#### Records provided

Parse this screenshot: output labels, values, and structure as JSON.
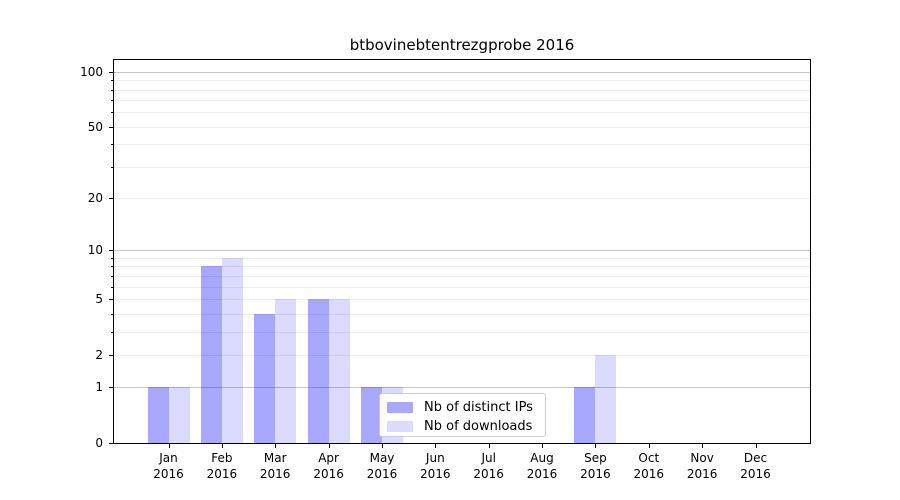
{
  "chart_data": {
    "type": "bar",
    "title": "btbovinebtentrezgprobe 2016",
    "categories": [
      "Jan",
      "Feb",
      "Mar",
      "Apr",
      "May",
      "Jun",
      "Jul",
      "Aug",
      "Sep",
      "Oct",
      "Nov",
      "Dec"
    ],
    "x_tick_year": "2016",
    "series": [
      {
        "name": "Nb of distinct IPs",
        "color": "#0000ff",
        "alpha": 0.34,
        "values": [
          1,
          8,
          4,
          5,
          1,
          0,
          0,
          0,
          1,
          0,
          0,
          0
        ]
      },
      {
        "name": "Nb of downloads",
        "color": "#0000ff",
        "alpha": 0.14,
        "values": [
          1,
          9,
          5,
          5,
          1,
          0,
          0,
          0,
          2,
          0,
          0,
          0
        ]
      }
    ],
    "yscale": "log1p",
    "ylim": [
      0,
      116
    ],
    "y_ticks": [
      0,
      1,
      2,
      5,
      10,
      20,
      50,
      100
    ],
    "grid": {
      "decade_lines": [
        1,
        10,
        100
      ],
      "decade_color": "#c6c6c6",
      "sub_lines": [
        2,
        3,
        4,
        5,
        6,
        7,
        8,
        9,
        20,
        30,
        40,
        50,
        60,
        70,
        80,
        90
      ],
      "sub_color": "#ededed"
    },
    "legend_position": "inside-bottom-center",
    "axis_color": "#000000",
    "background": "#ffffff"
  }
}
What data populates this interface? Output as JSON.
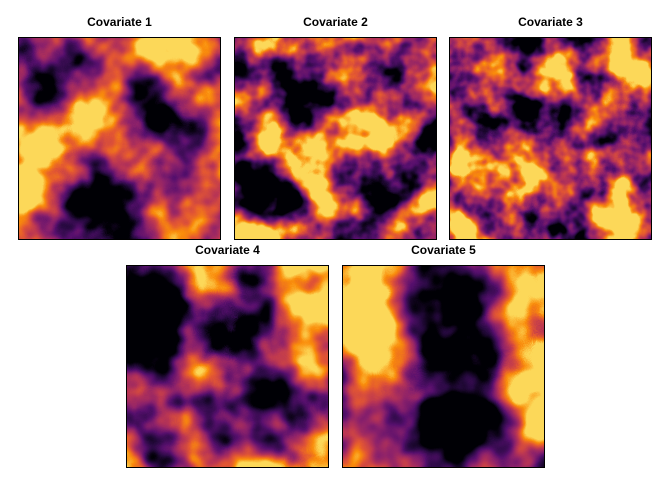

########

▶ _Directions_
From the listing above, print every entry precisely and drop the pictures.

▶ _Finished answer_
Parse this screenshot: output labels, values, and structure as JSON.
{
  "chart_data": {
    "type": "bar",
    "title": "btbovinebtentrezgprobe 2016",
    "categories": [
      "Jan",
      "Feb",
      "Mar",
      "Apr",
      "May",
      "Jun",
      "Jul",
      "Aug",
      "Sep",
      "Oct",
      "Nov",
      "Dec"
    ],
    "x_tick_year": "2016",
    "series": [
      {
        "name": "Nb of distinct IPs",
        "color": "#0000ff",
        "alpha": 0.34,
        "values": [
          1,
          8,
          4,
          5,
          1,
          0,
          0,
          0,
          1,
          0,
          0,
          0
        ]
      },
      {
        "name": "Nb of downloads",
        "color": "#0000ff",
        "alpha": 0.14,
        "values": [
          1,
          9,
          5,
          5,
          1,
          0,
          0,
          0,
          2,
          0,
          0,
          0
        ]
      }
    ],
    "yscale": "log1p",
    "ylim": [
      0,
      116
    ],
    "y_ticks": [
      0,
      1,
      2,
      5,
      10,
      20,
      50,
      100
    ],
    "grid": {
      "decade_lines": [
        1,
        10,
        100
      ],
      "decade_color": "#c6c6c6",
      "sub_lines": [
        2,
        3,
        4,
        5,
        6,
        7,
        8,
        9,
        20,
        30,
        40,
        50,
        60,
        70,
        80,
        90
      ],
      "sub_color": "#ededed"
    },
    "legend_position": "inside-bottom-center",
    "axis_color": "#000000",
    "background": "#ffffff"
  }
}
What data populates this interface? Output as JSON.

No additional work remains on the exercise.